Entries provided =>
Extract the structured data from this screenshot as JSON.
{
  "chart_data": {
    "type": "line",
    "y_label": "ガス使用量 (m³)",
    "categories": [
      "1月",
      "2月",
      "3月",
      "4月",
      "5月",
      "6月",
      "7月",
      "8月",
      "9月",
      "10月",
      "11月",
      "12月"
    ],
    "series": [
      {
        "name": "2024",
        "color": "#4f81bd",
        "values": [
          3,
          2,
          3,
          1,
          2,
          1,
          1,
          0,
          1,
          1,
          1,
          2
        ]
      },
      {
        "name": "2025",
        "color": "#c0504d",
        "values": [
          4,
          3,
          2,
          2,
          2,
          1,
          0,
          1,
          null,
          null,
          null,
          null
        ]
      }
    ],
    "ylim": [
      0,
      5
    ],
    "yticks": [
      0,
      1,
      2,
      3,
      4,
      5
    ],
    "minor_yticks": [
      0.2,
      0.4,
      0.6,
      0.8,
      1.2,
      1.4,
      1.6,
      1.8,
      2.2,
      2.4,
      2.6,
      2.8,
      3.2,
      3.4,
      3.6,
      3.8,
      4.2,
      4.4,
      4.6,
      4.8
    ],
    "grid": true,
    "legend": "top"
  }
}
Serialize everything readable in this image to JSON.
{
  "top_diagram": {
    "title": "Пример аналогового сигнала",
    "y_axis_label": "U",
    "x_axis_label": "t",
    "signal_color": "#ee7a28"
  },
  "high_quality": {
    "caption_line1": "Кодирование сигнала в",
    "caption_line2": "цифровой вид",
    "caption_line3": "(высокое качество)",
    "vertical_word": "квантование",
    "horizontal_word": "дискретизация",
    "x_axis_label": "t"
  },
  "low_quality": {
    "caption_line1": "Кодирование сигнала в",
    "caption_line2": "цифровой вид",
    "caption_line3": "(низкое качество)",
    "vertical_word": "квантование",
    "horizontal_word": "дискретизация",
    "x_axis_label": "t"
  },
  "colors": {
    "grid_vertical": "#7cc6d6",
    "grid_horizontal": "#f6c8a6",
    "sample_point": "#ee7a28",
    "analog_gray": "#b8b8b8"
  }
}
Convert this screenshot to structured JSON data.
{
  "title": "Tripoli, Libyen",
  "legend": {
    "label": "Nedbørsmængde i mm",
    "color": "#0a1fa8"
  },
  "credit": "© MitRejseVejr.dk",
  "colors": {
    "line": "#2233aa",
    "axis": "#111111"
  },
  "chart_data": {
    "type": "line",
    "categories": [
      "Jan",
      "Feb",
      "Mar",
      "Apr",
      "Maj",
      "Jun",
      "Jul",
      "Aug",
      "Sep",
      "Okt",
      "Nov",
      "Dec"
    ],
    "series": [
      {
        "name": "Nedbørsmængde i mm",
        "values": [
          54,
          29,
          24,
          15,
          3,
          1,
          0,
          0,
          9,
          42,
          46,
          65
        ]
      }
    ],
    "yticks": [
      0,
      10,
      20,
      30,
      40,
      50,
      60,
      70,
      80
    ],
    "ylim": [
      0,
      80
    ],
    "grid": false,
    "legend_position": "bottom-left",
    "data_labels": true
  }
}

To be done =>
Pull out every line of the records above that contains the word "this".

Task result =>
Extract the structured data from this screenshot as JSON.
Serialize everything readable in this image to JSON.
Convert this screenshot to structured JSON data.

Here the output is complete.